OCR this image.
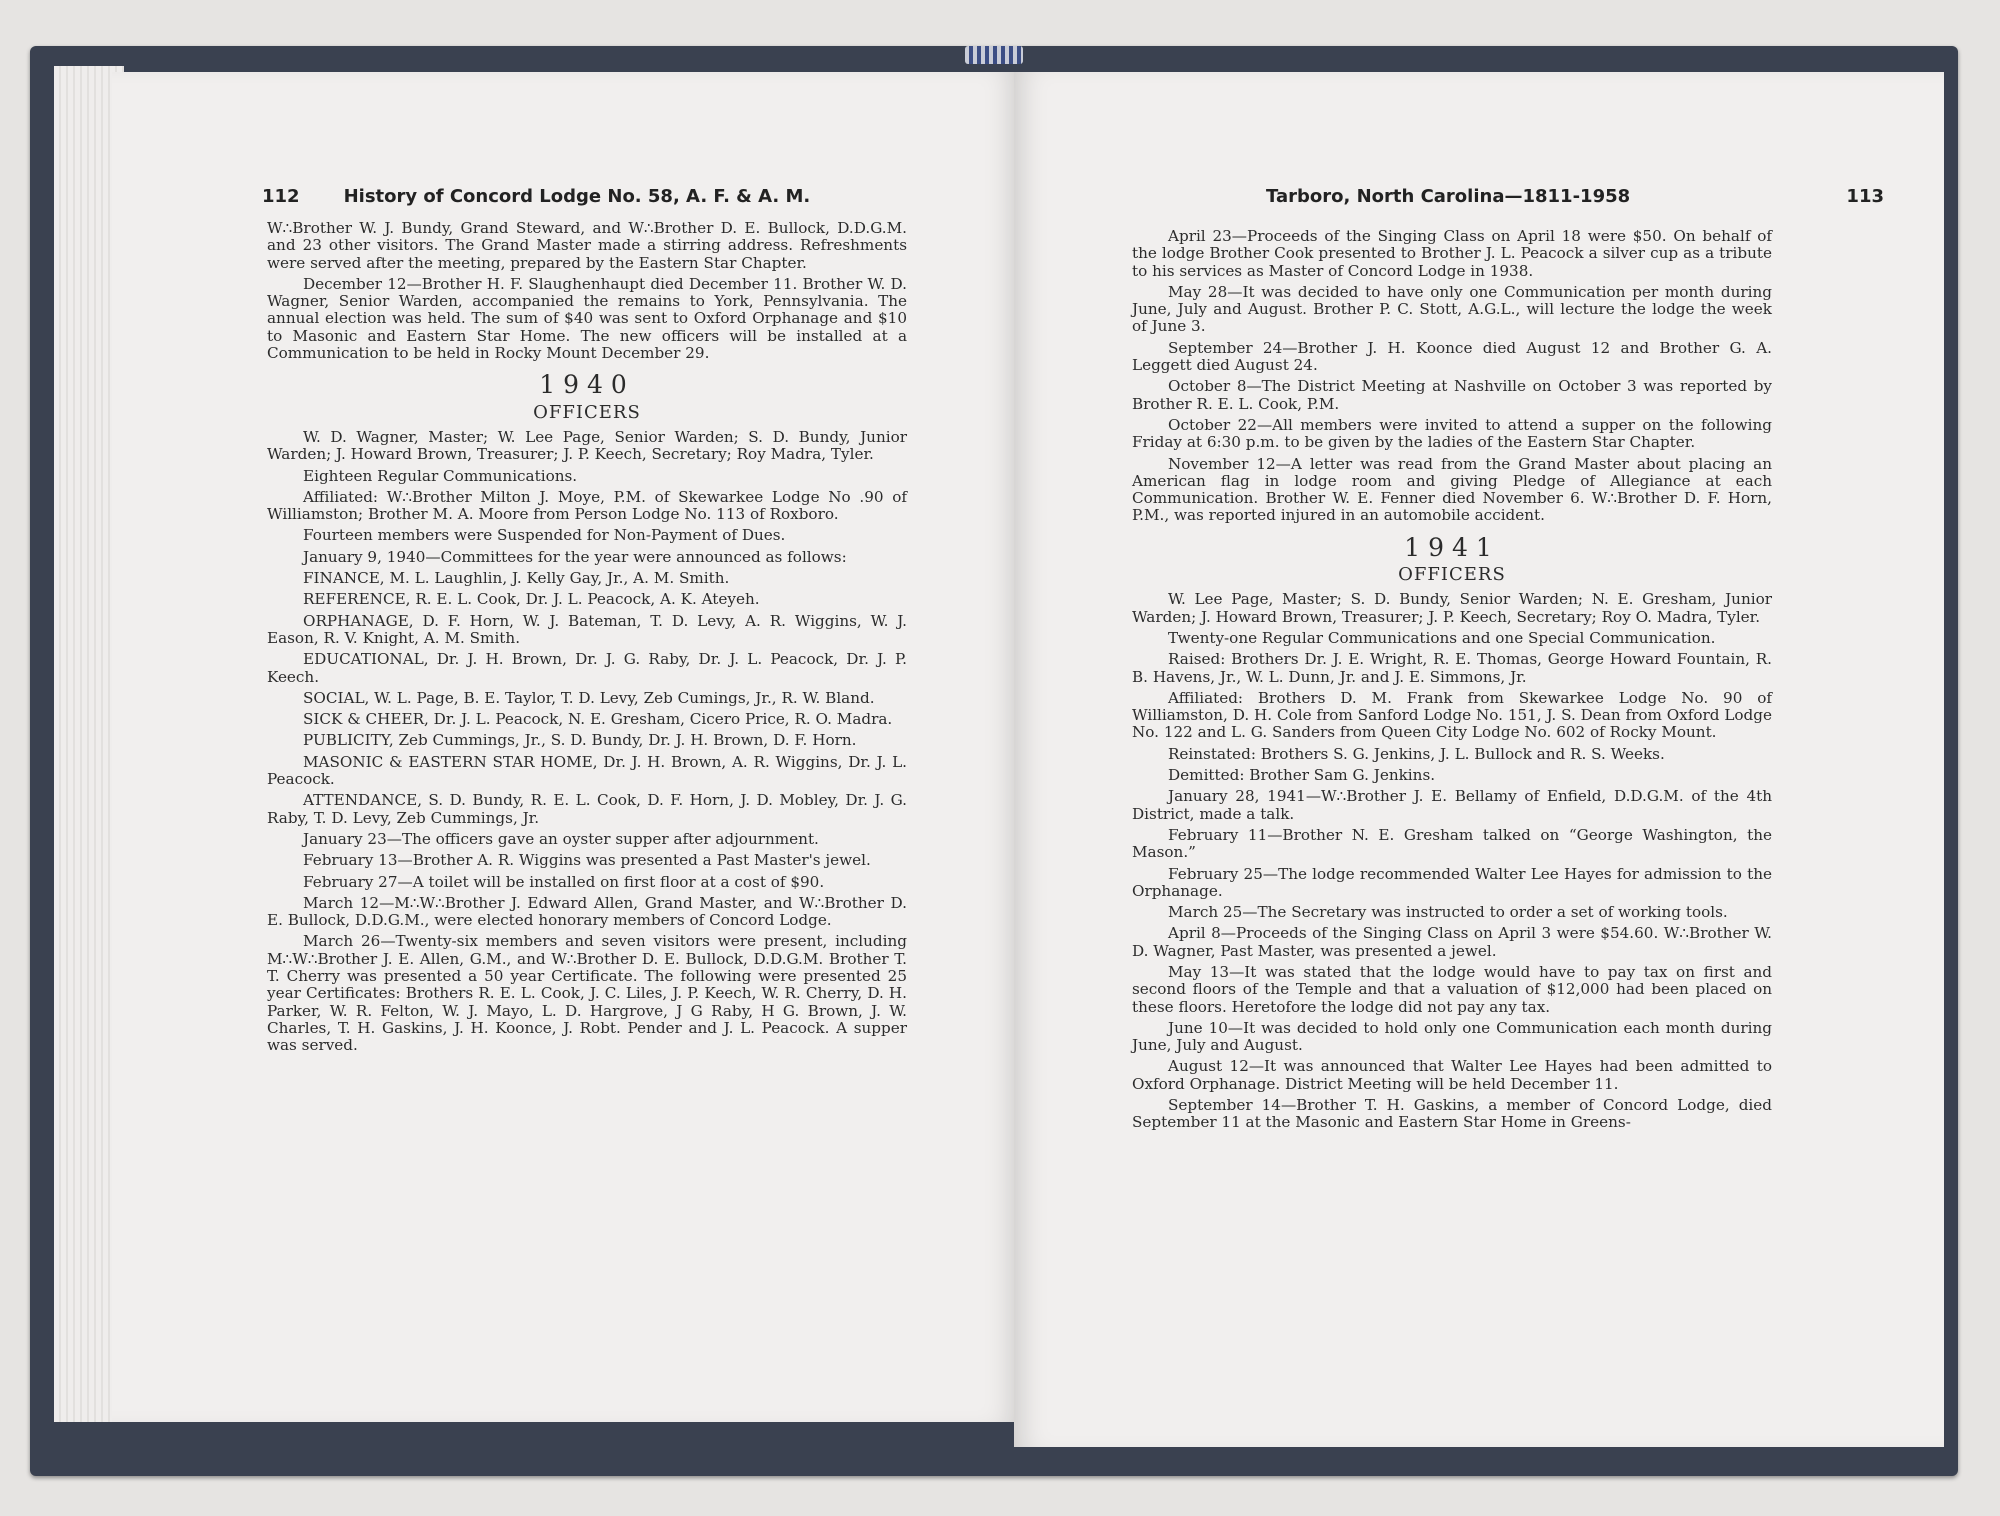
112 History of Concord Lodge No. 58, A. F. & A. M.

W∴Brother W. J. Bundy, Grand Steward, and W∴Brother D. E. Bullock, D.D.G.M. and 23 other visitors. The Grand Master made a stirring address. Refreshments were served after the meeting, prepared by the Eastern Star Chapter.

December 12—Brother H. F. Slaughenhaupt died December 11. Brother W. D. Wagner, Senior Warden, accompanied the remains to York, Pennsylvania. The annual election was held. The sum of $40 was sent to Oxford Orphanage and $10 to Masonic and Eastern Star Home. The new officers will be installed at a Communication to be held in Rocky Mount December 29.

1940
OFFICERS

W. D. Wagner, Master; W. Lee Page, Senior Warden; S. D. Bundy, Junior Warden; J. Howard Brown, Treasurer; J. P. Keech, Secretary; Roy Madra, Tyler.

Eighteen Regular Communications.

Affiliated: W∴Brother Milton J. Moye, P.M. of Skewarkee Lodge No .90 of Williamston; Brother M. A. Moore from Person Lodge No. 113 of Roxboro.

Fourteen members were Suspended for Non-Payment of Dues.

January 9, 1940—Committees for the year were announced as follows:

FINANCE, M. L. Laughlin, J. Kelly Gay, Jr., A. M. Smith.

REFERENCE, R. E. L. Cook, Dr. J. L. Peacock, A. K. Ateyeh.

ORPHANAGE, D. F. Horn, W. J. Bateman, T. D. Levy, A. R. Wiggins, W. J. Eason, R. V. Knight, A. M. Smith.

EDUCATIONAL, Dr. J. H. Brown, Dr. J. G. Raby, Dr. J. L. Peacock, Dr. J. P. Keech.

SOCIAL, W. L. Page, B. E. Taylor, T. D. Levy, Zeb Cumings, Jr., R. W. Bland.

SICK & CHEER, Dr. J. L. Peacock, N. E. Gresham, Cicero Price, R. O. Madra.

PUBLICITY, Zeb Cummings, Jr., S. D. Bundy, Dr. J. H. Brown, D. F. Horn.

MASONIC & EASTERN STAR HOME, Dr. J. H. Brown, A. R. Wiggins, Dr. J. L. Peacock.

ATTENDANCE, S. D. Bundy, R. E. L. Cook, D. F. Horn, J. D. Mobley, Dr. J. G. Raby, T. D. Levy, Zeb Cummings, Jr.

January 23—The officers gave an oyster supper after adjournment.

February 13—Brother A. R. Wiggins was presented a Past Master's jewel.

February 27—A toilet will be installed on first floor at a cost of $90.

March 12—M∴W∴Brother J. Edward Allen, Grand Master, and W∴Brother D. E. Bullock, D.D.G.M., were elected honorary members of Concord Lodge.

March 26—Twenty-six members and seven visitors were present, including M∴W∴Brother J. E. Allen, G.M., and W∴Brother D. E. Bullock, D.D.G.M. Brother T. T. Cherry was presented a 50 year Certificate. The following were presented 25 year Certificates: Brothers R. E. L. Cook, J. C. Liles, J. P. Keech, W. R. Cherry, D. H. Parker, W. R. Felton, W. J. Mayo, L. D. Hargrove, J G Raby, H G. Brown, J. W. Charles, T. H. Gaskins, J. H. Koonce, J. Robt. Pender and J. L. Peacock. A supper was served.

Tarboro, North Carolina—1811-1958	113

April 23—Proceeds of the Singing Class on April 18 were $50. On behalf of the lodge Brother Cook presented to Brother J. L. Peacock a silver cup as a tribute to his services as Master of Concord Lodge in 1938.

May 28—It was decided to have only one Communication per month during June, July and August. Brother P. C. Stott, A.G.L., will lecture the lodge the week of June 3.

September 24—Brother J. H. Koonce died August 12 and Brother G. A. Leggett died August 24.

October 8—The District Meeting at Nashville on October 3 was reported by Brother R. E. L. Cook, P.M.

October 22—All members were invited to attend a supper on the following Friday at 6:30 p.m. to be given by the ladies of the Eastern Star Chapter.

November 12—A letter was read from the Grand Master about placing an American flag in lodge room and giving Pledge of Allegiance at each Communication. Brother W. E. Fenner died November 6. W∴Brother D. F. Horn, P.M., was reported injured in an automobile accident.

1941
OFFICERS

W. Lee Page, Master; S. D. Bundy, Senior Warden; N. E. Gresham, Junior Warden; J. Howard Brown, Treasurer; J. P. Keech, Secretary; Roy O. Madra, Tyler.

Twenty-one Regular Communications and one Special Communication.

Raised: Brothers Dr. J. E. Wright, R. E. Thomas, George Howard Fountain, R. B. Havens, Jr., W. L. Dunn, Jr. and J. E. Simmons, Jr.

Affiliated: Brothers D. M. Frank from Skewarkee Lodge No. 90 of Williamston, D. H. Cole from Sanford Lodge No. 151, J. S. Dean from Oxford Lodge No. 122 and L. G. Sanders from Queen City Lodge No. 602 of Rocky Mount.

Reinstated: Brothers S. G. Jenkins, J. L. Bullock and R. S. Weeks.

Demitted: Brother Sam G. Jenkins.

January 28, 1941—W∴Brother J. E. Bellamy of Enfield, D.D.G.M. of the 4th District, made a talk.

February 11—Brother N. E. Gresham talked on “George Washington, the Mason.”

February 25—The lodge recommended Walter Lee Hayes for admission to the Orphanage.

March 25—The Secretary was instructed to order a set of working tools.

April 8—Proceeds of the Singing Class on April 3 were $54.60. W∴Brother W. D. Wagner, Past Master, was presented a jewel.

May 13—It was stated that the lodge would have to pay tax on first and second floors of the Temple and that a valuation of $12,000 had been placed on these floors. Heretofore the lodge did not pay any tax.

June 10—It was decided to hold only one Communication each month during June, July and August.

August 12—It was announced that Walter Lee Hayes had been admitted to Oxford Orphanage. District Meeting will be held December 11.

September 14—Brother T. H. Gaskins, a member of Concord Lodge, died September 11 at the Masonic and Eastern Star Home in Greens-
+===+
EXERCISE PROMPT: Read through the data and copy every line where "Communications" shows up.

ANSWER IN FULL:
Eighteen Regular Communications.
Twenty-one Regular Communications and one Special Communication.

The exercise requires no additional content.